**Source extract**.
Connect to additional external MCP servers:

onit --mcp-sse http://localhost:8080/sse
onit --mcp-server http://localhost:8080/mcp

Model Serving

Private vLLM

Serve models locally with vLLM:

CUDA_VISIBLE_DEVICES=0,1,2,3 vllm serve Qwen/Qwen3-30B-A3B-Instruct-2507 \
  --max-model-len 262144 --port 8000 \
  --enable-auto-tool-choice --tool-call-parser hermes \
  --reasoning-parser qwen3 --tensor-parallel-size 4 \
  --chat-template-content-format string
onit --host http://localhost:8000/v1

OpenRouter.ai

OpenRouter gives access to models from OpenAI, Google, Meta, Anthropic, and others through a single API.

onit --host https://openrouter.ai/api/v1

Browse available models at openrouter.ai/models.

Ollama Cloud

Ollama cloud hosts models accessed via the native Ollama Python SDK. Store your API key once:

onit setup   # enter your Ollama API key when prompted

Or set the environment variable:

export OLLAMA_API_KEY=your-ollama-key

Then point OnIt at the Ollama cloud host and specify a model:

onit --host https://api.ollama.com --model glm-5.1:cloud
onit --host https://api.ollama.com --model gemma4:31b-cloud
onit --host https://api.ollama.com --model llama4:scout-cloud

Combine with --rules to load your coding guidelines:

onit --rules --host https://api.ollama.com --model glm-5.1:cloud

Enable thinking mode (if supported by the model):

onit --think --host https://api.ollama.com --model glm-5.1:cloud

Model is auto-detected from the endpoint if --model is omitted. You can also set the host permanently in your config:

serving:
  host: https://api.ollama.com
  model: glm-5.1:cloud

Note: Ollama cloud uses the ollama_api_key keyring entry (the same key used for the web search tool).

**Check your understanding**.
(A) Answer from the OnIt serving notes, one line each:
(i) Which port does the vLLM serve command use?
(ii) Which model providers does OpenRouter name?
(iii) Which environment variable can hold the Ollama API key?
(B) Reproduce the OnIt serving notes from "Model is auto-detected" to "web search tool).".
The material comes from a separate source.

**Dataset**.

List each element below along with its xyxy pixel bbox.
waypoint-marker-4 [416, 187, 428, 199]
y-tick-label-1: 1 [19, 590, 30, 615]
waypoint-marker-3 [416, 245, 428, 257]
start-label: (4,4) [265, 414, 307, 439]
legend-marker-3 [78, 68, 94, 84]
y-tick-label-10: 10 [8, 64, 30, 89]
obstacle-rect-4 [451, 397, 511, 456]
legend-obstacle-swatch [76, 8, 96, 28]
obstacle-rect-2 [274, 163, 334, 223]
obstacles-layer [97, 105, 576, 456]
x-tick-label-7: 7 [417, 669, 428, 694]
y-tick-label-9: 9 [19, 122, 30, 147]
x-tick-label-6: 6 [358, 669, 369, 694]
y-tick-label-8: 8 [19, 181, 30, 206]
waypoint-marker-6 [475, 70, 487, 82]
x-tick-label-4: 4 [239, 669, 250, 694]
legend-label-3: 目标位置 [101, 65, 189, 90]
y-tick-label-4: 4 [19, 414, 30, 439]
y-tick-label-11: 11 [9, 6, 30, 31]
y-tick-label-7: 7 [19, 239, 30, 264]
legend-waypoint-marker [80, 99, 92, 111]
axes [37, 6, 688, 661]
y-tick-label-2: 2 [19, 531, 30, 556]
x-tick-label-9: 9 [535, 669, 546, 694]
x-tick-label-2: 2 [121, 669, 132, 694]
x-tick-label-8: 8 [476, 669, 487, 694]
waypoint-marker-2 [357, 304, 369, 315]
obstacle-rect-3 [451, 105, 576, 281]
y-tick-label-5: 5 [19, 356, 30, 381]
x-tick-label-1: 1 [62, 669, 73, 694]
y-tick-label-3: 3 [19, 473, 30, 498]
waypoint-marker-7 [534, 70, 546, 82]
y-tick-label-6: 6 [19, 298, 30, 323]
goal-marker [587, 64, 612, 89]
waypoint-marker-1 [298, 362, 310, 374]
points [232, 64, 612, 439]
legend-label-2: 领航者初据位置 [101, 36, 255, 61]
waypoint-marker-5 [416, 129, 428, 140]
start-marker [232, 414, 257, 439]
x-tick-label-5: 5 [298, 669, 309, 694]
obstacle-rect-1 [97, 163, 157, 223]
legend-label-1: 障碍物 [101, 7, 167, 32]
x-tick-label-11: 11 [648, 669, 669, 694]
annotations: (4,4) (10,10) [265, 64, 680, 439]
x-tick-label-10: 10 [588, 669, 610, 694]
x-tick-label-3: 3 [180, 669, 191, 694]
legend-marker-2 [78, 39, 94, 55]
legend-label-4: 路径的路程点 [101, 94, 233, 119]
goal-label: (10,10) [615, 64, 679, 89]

**Solutions by task**.
(A)
(i) 8000
(ii) OpenAI, Google, Meta, Anthropic, and others
(iii) OLLAMA_API_KEY

(B)
Model is auto-detected from the endpoint if --model is omitted. You can also set the host permanently in your config:

serving:
  host: https://api.ollama.com
  model: glm-5.1:cloud

Note: Ollama cloud uses the ollama_api_key keyring entry (the same key used for the web search tool).